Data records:
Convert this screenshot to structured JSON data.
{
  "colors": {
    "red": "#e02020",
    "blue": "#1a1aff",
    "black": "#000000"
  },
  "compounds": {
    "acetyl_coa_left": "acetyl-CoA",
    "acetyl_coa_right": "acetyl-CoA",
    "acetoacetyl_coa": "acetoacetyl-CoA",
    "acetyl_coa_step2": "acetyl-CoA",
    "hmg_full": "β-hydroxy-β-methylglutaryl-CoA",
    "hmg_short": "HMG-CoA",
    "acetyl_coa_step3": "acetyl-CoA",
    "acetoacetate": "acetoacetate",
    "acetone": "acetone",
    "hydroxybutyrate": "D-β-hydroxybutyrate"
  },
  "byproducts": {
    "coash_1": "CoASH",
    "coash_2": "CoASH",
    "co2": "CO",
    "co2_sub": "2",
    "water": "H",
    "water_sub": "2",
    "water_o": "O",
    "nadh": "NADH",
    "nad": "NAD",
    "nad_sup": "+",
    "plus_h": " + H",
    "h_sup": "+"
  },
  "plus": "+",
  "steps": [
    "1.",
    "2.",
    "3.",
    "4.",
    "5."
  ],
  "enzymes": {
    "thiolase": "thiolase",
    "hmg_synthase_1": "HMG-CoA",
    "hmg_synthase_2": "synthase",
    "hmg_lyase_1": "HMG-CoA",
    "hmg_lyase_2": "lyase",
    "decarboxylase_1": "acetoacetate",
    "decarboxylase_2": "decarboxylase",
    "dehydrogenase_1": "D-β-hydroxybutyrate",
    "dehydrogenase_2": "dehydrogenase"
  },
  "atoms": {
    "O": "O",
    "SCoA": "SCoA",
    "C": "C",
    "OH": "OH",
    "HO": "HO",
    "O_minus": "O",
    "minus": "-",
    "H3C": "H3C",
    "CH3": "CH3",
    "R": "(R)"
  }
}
---
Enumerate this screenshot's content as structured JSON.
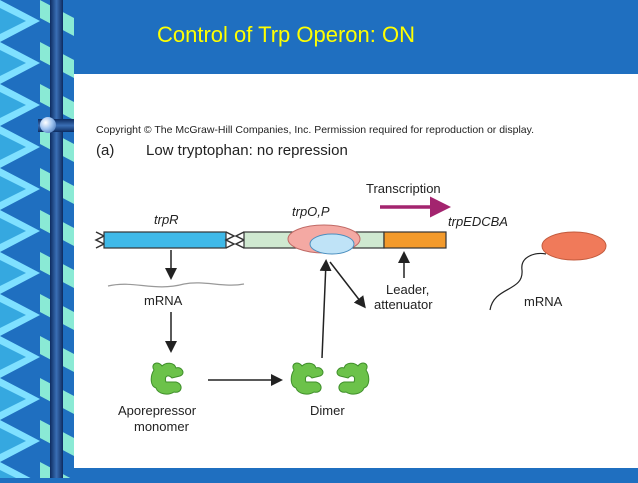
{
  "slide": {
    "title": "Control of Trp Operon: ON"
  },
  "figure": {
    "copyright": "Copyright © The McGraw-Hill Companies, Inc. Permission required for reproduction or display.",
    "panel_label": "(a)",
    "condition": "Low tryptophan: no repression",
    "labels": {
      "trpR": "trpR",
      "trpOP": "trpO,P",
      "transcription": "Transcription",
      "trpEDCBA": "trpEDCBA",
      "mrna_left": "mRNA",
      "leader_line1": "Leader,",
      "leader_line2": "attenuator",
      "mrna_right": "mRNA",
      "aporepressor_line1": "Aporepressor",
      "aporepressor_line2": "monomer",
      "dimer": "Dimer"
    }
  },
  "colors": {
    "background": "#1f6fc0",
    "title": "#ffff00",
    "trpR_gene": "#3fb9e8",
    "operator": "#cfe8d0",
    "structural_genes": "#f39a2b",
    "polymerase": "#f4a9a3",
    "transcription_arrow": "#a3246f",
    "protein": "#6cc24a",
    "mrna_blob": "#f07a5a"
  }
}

• Task objective: Each line above that contains "screenshot" must be copied out.

• Completed exercise:
Convert this screenshot to structured JSON data.
Enumerate this screenshot's content as structured JSON.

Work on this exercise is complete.